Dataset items
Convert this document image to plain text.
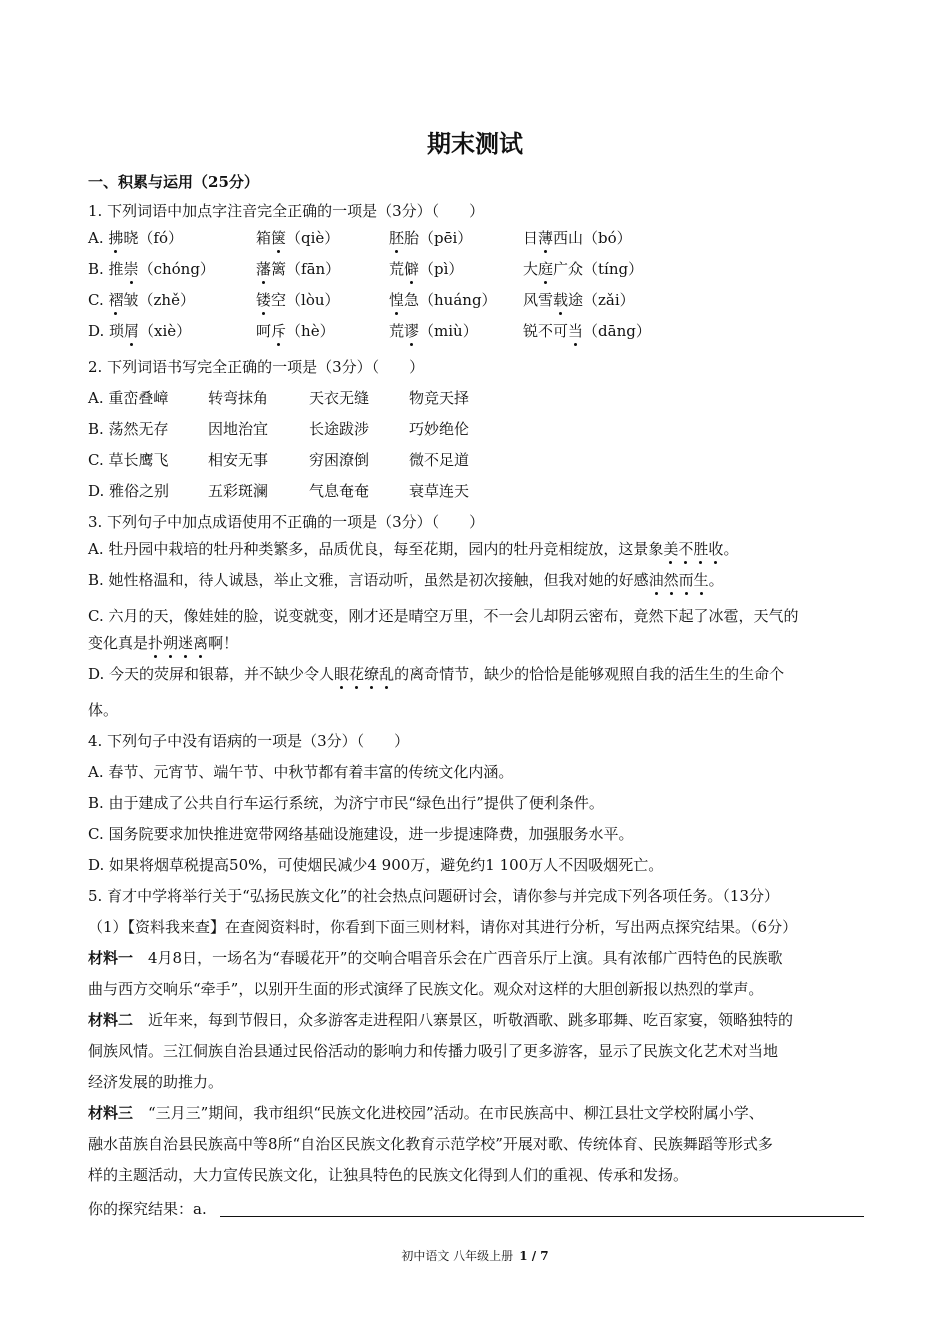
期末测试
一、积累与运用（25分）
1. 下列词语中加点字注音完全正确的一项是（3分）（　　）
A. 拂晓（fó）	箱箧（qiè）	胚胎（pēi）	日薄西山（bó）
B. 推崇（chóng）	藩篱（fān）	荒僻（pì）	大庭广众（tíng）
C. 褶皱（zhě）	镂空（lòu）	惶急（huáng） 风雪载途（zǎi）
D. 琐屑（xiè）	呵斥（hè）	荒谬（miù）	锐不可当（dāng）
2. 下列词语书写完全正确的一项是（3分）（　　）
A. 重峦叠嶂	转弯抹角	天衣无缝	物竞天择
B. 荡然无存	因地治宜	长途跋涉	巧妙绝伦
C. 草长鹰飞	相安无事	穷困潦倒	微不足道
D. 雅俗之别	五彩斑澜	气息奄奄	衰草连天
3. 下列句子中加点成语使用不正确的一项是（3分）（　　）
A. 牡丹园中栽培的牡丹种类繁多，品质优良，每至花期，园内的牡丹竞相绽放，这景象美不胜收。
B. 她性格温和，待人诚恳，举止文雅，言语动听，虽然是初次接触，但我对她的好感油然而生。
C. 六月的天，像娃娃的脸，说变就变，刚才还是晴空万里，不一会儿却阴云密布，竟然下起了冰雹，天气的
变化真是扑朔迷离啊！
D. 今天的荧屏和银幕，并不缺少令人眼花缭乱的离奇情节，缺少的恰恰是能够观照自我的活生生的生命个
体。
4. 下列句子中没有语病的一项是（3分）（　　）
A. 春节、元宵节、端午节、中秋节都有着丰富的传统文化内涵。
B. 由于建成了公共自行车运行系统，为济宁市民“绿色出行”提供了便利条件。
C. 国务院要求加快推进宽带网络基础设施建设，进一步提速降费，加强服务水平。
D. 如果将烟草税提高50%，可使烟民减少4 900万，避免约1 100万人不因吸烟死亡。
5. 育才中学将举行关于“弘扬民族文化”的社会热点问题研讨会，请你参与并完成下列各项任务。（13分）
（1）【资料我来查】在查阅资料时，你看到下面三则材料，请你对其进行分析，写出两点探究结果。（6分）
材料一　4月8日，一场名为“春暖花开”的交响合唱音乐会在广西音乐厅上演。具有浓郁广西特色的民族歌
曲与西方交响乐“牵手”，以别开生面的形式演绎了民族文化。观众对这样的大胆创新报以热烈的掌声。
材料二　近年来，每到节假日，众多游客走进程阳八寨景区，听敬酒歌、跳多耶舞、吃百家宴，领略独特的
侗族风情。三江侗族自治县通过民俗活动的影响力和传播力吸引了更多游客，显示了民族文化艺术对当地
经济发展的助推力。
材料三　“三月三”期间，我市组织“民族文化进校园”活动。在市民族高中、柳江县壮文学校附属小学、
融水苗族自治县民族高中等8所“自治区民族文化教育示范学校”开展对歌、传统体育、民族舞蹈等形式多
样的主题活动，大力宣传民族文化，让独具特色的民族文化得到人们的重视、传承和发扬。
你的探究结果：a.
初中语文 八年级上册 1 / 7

...

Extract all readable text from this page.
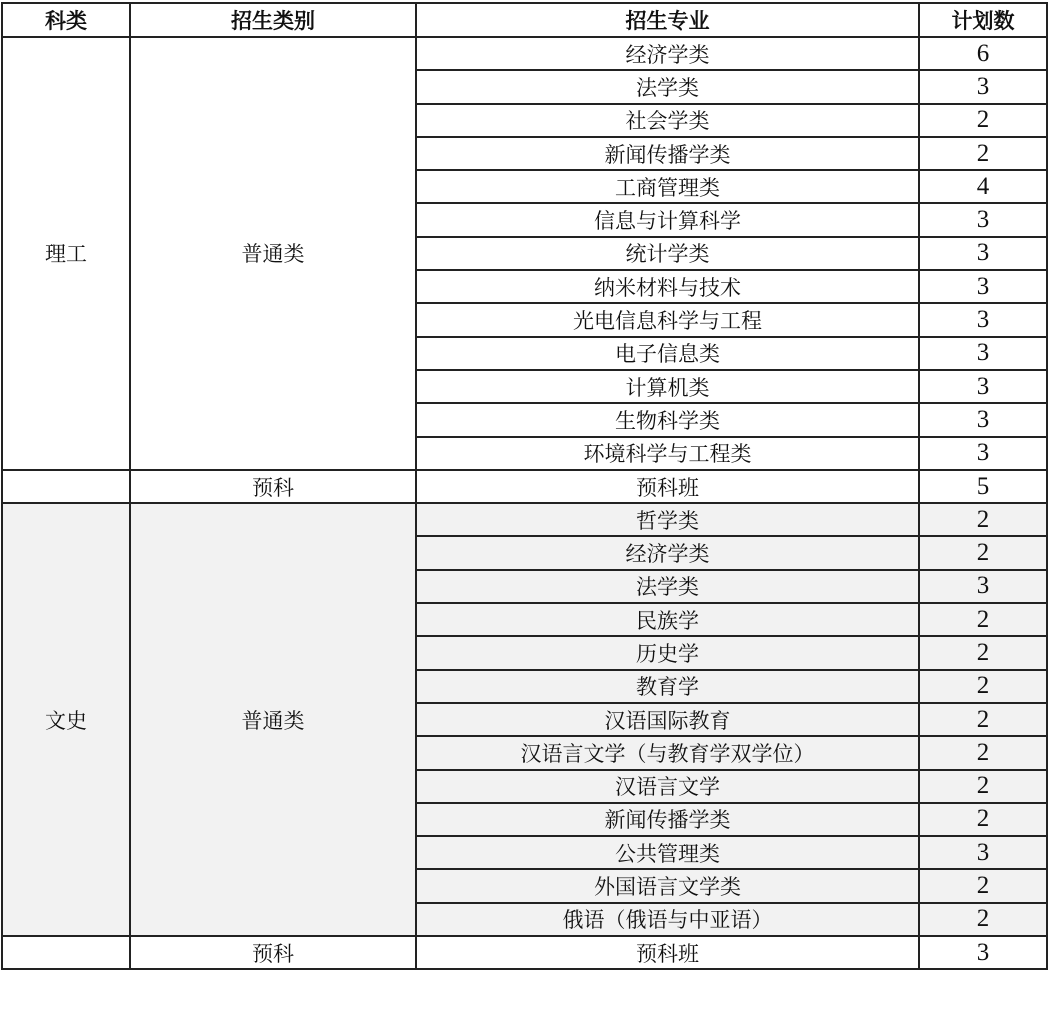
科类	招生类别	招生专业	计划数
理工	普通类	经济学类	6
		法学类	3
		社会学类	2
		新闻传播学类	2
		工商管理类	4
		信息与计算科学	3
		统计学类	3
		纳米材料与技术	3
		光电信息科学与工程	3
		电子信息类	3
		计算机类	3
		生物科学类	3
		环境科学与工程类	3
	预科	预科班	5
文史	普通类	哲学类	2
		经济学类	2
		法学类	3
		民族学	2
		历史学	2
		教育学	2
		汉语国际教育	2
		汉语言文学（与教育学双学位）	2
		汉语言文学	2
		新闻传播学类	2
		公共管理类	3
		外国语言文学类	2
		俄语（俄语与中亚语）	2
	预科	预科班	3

▶ The problem: From the listing above, pick out every line containing "text".

▶ Exercise solution:
Convert this document image to plain text.
Extract all readable text from this page.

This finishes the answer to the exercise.